Extracted data entries:
○ ○ ○ ○ ○ ○ ○
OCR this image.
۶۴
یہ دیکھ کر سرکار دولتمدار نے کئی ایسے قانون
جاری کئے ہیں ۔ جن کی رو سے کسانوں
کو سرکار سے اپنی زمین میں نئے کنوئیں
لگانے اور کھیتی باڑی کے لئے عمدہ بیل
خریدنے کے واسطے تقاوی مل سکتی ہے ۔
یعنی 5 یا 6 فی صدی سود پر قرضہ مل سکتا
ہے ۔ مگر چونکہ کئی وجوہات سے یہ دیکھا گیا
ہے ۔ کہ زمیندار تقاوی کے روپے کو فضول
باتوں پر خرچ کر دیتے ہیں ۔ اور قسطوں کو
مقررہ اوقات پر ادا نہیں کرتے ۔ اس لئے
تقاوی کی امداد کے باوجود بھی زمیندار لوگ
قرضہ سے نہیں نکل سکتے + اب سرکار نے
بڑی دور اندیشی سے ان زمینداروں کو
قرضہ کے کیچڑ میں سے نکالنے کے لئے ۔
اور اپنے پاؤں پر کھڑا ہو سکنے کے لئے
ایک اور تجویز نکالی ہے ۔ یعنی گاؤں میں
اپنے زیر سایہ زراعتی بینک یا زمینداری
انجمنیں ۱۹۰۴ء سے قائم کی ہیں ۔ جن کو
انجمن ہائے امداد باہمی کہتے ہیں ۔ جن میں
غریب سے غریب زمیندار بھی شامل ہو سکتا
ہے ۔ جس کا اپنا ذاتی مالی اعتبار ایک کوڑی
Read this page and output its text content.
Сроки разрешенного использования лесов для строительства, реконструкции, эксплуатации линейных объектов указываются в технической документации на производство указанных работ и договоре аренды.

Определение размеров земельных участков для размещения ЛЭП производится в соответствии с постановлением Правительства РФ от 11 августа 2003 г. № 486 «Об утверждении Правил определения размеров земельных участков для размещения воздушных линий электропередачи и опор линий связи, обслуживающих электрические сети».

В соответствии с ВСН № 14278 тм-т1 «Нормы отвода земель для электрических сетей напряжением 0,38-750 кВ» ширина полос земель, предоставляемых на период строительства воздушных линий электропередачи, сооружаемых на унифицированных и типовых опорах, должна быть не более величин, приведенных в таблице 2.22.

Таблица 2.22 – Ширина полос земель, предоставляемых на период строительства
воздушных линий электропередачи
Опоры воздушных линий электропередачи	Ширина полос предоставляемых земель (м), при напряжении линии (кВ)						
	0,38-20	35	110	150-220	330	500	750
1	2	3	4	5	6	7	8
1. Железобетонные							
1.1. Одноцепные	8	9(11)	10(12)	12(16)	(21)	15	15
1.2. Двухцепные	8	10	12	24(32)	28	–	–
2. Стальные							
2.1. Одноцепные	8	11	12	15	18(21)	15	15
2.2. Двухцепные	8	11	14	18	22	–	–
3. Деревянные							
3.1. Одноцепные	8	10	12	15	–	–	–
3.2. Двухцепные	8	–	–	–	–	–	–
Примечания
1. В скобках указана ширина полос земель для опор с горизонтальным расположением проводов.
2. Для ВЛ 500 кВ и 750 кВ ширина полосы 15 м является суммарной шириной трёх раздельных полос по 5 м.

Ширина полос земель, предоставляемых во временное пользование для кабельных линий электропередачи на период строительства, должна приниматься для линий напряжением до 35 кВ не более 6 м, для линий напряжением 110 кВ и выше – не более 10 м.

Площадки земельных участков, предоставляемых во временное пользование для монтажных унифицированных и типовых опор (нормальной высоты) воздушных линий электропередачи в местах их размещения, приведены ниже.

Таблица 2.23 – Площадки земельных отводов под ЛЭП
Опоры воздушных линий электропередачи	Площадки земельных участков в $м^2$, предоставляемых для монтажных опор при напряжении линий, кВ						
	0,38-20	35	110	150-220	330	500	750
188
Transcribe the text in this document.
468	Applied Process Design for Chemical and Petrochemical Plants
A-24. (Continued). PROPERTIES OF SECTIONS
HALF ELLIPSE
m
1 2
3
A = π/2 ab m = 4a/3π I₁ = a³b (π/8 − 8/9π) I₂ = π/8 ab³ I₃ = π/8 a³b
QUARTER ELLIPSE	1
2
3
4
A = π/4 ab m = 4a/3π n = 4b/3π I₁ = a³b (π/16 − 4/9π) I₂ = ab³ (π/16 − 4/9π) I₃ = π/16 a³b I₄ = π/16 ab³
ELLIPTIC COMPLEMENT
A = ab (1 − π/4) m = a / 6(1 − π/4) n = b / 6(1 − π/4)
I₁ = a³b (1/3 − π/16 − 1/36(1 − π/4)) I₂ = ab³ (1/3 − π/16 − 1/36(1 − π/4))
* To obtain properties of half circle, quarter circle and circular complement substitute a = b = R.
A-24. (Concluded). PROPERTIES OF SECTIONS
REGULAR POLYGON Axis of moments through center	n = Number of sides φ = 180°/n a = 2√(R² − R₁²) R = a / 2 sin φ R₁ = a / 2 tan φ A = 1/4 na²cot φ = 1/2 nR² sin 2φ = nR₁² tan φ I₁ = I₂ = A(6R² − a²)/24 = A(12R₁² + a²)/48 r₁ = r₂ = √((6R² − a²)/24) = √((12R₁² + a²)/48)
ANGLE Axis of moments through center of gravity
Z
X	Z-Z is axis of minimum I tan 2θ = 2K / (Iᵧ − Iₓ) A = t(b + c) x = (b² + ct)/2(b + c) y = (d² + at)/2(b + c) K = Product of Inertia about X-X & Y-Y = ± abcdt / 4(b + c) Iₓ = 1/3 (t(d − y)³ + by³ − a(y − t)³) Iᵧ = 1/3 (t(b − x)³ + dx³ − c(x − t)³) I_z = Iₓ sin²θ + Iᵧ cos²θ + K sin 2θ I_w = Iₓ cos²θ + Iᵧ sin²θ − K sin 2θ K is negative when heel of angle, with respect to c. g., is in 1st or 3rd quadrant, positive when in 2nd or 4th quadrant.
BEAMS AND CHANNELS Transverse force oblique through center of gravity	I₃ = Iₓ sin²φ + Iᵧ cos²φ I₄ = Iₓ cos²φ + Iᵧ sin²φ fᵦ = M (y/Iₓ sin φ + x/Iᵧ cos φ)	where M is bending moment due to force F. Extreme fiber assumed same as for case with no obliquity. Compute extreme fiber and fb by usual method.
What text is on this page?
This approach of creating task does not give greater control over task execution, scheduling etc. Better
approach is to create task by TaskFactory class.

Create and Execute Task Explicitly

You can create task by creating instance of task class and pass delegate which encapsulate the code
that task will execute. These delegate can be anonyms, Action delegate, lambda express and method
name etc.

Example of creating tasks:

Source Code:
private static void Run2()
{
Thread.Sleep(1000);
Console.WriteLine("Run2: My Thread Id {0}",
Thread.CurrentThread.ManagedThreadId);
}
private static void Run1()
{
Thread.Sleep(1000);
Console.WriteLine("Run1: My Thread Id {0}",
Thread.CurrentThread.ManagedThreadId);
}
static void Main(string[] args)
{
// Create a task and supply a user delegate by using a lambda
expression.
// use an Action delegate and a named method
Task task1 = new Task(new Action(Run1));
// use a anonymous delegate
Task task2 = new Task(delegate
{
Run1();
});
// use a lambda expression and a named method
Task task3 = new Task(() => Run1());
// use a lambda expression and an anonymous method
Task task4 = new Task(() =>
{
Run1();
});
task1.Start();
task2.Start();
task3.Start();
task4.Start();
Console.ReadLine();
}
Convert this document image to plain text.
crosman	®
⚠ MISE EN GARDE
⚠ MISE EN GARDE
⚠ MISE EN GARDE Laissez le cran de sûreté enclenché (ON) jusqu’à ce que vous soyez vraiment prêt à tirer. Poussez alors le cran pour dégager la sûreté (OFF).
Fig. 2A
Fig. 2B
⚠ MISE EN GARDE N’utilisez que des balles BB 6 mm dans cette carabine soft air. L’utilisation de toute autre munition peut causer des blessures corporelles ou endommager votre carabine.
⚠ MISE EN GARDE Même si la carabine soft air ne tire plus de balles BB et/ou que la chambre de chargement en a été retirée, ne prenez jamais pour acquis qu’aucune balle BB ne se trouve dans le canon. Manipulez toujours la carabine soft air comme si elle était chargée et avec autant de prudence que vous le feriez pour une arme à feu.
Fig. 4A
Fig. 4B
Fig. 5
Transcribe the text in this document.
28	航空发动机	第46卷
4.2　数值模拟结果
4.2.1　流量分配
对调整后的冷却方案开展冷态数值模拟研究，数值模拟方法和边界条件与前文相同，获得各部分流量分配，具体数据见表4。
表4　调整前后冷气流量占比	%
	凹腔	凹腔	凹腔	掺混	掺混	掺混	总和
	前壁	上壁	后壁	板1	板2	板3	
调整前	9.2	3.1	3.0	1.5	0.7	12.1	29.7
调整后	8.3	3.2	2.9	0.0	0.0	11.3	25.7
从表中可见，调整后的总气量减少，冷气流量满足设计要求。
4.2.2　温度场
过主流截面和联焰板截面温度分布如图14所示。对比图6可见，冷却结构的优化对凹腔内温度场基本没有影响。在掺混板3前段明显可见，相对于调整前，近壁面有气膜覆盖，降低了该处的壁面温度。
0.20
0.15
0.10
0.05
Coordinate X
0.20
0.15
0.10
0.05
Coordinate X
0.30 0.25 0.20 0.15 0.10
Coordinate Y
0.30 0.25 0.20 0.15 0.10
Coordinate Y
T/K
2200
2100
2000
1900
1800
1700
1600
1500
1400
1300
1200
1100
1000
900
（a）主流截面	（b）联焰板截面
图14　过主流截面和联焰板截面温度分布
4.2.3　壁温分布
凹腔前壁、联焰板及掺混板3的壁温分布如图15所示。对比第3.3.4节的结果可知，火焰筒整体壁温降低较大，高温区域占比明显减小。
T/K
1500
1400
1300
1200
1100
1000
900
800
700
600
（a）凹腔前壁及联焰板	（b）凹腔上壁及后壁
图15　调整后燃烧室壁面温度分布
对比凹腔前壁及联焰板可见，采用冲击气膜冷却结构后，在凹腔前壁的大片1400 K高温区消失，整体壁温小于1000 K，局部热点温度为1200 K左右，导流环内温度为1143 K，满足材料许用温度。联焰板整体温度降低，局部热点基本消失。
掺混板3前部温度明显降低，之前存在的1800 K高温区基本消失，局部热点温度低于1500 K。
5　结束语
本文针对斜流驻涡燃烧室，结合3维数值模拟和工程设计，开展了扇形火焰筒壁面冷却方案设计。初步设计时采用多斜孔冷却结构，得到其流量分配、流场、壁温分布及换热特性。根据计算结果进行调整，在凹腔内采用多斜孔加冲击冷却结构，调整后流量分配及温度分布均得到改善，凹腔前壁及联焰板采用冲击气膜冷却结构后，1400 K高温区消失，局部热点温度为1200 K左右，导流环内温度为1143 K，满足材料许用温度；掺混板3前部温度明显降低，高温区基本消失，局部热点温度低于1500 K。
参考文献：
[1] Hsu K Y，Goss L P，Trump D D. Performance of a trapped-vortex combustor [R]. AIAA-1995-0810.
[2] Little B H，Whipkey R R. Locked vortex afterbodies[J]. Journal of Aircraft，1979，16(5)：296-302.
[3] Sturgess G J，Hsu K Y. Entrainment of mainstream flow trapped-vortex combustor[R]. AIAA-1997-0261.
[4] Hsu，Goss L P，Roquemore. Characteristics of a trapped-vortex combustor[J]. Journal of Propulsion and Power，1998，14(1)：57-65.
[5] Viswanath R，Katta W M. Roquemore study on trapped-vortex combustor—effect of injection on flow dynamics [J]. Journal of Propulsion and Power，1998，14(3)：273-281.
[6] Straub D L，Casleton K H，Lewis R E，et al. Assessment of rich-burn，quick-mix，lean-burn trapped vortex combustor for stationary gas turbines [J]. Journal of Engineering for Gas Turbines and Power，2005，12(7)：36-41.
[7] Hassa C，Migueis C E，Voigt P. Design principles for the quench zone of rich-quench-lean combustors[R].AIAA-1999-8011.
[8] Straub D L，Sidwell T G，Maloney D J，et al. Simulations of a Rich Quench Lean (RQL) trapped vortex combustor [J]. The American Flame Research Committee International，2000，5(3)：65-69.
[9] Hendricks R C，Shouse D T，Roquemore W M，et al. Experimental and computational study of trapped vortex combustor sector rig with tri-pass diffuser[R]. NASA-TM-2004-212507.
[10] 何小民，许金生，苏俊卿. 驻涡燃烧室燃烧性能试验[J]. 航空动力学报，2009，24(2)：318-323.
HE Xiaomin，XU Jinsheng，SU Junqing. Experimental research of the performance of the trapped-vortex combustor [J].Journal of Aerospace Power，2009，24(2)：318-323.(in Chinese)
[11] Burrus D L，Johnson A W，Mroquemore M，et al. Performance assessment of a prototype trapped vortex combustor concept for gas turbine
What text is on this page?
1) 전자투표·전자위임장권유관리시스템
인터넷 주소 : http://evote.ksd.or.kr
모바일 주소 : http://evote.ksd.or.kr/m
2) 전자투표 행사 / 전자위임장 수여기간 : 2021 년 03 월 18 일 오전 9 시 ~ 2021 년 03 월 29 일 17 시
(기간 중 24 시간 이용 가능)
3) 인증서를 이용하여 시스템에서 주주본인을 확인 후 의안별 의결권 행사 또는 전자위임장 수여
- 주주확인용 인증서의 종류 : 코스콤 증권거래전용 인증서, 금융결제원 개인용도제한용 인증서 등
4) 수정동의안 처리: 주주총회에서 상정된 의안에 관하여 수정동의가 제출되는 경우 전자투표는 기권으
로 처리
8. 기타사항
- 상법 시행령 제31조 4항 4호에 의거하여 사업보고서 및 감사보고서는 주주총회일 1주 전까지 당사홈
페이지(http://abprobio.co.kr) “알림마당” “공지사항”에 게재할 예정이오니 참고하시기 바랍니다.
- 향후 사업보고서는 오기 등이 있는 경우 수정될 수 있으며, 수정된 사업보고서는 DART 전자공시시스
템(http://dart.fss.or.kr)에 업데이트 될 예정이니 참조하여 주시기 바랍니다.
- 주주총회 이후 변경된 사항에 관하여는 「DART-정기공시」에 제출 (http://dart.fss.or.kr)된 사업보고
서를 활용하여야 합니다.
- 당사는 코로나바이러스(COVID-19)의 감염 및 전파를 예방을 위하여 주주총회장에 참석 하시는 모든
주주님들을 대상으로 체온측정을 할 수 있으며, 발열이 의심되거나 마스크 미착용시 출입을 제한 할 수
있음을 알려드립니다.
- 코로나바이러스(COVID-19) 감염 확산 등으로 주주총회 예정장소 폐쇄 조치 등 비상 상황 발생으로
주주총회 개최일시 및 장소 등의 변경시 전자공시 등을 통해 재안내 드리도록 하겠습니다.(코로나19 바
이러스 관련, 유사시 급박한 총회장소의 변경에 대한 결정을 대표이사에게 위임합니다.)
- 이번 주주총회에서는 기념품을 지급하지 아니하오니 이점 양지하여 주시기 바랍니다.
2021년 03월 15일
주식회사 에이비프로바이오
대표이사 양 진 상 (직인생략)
○ ○ ○ ○ ○ ○ ○
The word "строительства" may appear on some lines of these records; state how many such lines there are, and nothing else.

> **FULL OUTPUT**: 4